- What is expected -
As you restate the entries, keep every word intact and leave out whatever images they hold.

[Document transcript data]

[Start of Attachment]

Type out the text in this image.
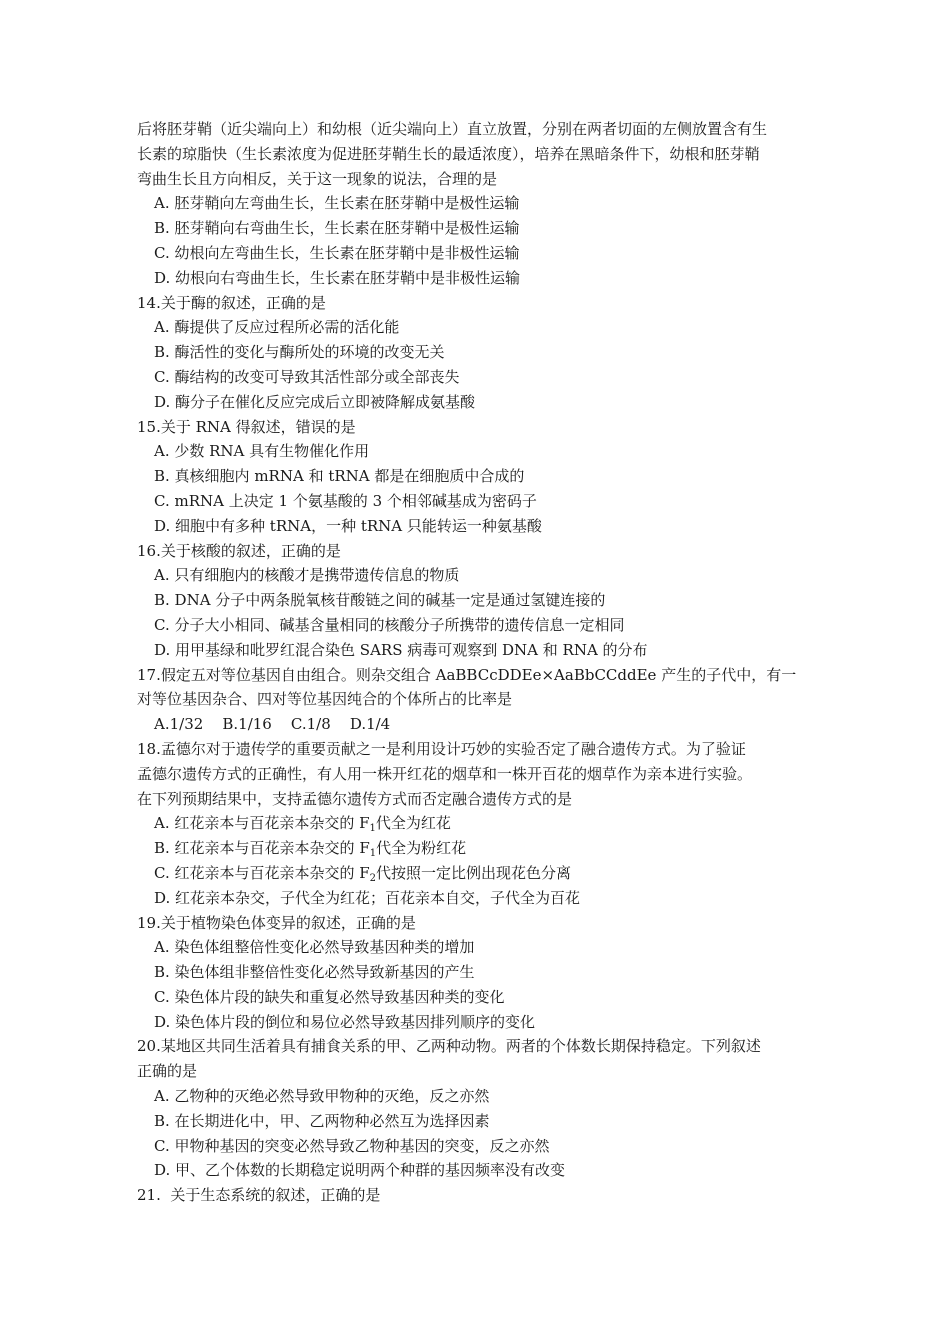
后将胚芽鞘（近尖端向上）和幼根（近尖端向上）直立放置，分别在两者切面的左侧放置含有生
长素的琼脂快（生长素浓度为促进胚芽鞘生长的最适浓度），培养在黑暗条件下，幼根和胚芽鞘
弯曲生长且方向相反，关于这一现象的说法，合理的是
A. 胚芽鞘向左弯曲生长，生长素在胚芽鞘中是极性运输
B. 胚芽鞘向右弯曲生长，生长素在胚芽鞘中是极性运输
C. 幼根向左弯曲生长，生长素在胚芽鞘中是非极性运输
D. 幼根向右弯曲生长，生长素在胚芽鞘中是非极性运输
14.关于酶的叙述，正确的是
A. 酶提供了反应过程所必需的活化能
B. 酶活性的变化与酶所处的环境的改变无关
C. 酶结构的改变可导致其活性部分或全部丧失
D. 酶分子在催化反应完成后立即被降解成氨基酸
15.关于 RNA 得叙述，错误的是
A. 少数 RNA 具有生物催化作用
B. 真核细胞内 mRNA 和 tRNA 都是在细胞质中合成的
C. mRNA 上决定 1 个氨基酸的 3 个相邻碱基成为密码子
D. 细胞中有多种 tRNA，一种 tRNA 只能转运一种氨基酸
16.关于核酸的叙述，正确的是
A. 只有细胞内的核酸才是携带遗传信息的物质
B. DNA 分子中两条脱氧核苷酸链之间的碱基一定是通过氢键连接的
C. 分子大小相同、碱基含量相同的核酸分子所携带的遗传信息一定相同
D. 用甲基绿和吡罗红混合染色 SARS 病毒可观察到 DNA 和 RNA 的分布
17.假定五对等位基因自由组合。则杂交组合 AaBBCcDDEe×AaBbCCddEe 产生的子代中，有一
对等位基因杂合、四对等位基因纯合的个体所占的比率是
A.1/32    B.1/16    C.1/8    D.1/4
18.孟德尔对于遗传学的重要贡献之一是利用设计巧妙的实验否定了融合遗传方式。为了验证
孟德尔遗传方式的正确性，有人用一株开红花的烟草和一株开百花的烟草作为亲本进行实验。
在下列预期结果中，支持孟德尔遗传方式而否定融合遗传方式的是
A. 红花亲本与百花亲本杂交的 $F_1$代全为红花
B. 红花亲本与百花亲本杂交的 $F_1$代全为粉红花
C. 红花亲本与百花亲本杂交的 $F_2$代按照一定比例出现花色分离
D. 红花亲本杂交，子代全为红花；百花亲本自交，子代全为百花
19.关于植物染色体变异的叙述，正确的是
A. 染色体组整倍性变化必然导致基因种类的增加
B. 染色体组非整倍性变化必然导致新基因的产生
C. 染色体片段的缺失和重复必然导致基因种类的变化
D. 染色体片段的倒位和易位必然导致基因排列顺序的变化
20.某地区共同生活着具有捕食关系的甲、乙两种动物。两者的个体数长期保持稳定。下列叙述
正确的是
A. 乙物种的灭绝必然导致甲物种的灭绝，反之亦然
B. 在长期进化中，甲、乙两物种必然互为选择因素
C. 甲物种基因的突变必然导致乙物种基因的突变，反之亦然
D. 甲、乙个体数的长期稳定说明两个种群的基因频率没有改变
21.  关于生态系统的叙述，正确的是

[End of Attachment]

- Solution to this exercise -
Type out the text in this image.
后将胚芽鞘（近尖端向上）和幼根（近尖端向上）直立放置，分别在两者切面的左侧放置含有生
长素的琼脂快（生长素浓度为促进胚芽鞘生长的最适浓度），培养在黑暗条件下，幼根和胚芽鞘
弯曲生长且方向相反，关于这一现象的说法，合理的是
A. 胚芽鞘向左弯曲生长，生长素在胚芽鞘中是极性运输
B. 胚芽鞘向右弯曲生长，生长素在胚芽鞘中是极性运输
C. 幼根向左弯曲生长，生长素在胚芽鞘中是非极性运输
D. 幼根向右弯曲生长，生长素在胚芽鞘中是非极性运输
14.关于酶的叙述，正确的是
A. 酶提供了反应过程所必需的活化能
B. 酶活性的变化与酶所处的环境的改变无关
C. 酶结构的改变可导致其活性部分或全部丧失
D. 酶分子在催化反应完成后立即被降解成氨基酸
15.关于 RNA 得叙述，错误的是
A. 少数 RNA 具有生物催化作用
B. 真核细胞内 mRNA 和 tRNA 都是在细胞质中合成的
C. mRNA 上决定 1 个氨基酸的 3 个相邻碱基成为密码子
D. 细胞中有多种 tRNA，一种 tRNA 只能转运一种氨基酸
16.关于核酸的叙述，正确的是
A. 只有细胞内的核酸才是携带遗传信息的物质
B. DNA 分子中两条脱氧核苷酸链之间的碱基一定是通过氢键连接的
C. 分子大小相同、碱基含量相同的核酸分子所携带的遗传信息一定相同
D. 用甲基绿和吡罗红混合染色 SARS 病毒可观察到 DNA 和 RNA 的分布
17.假定五对等位基因自由组合。则杂交组合 AaBBCcDDEe×AaBbCCddEe 产生的子代中，有一
对等位基因杂合、四对等位基因纯合的个体所占的比率是
A.1/32    B.1/16    C.1/8    D.1/4
18.孟德尔对于遗传学的重要贡献之一是利用设计巧妙的实验否定了融合遗传方式。为了验证
孟德尔遗传方式的正确性，有人用一株开红花的烟草和一株开百花的烟草作为亲本进行实验。
在下列预期结果中，支持孟德尔遗传方式而否定融合遗传方式的是
A. 红花亲本与百花亲本杂交的 $F_1$代全为红花
B. 红花亲本与百花亲本杂交的 $F_1$代全为粉红花
C. 红花亲本与百花亲本杂交的 $F_2$代按照一定比例出现花色分离
D. 红花亲本杂交，子代全为红花；百花亲本自交，子代全为百花
19.关于植物染色体变异的叙述，正确的是
A. 染色体组整倍性变化必然导致基因种类的增加
B. 染色体组非整倍性变化必然导致新基因的产生
C. 染色体片段的缺失和重复必然导致基因种类的变化
D. 染色体片段的倒位和易位必然导致基因排列顺序的变化
20.某地区共同生活着具有捕食关系的甲、乙两种动物。两者的个体数长期保持稳定。下列叙述
正确的是
A. 乙物种的灭绝必然导致甲物种的灭绝，反之亦然
B. 在长期进化中，甲、乙两物种必然互为选择因素
C. 甲物种基因的突变必然导致乙物种基因的突变，反之亦然
D. 甲、乙个体数的长期稳定说明两个种群的基因频率没有改变
21.  关于生态系统的叙述，正确的是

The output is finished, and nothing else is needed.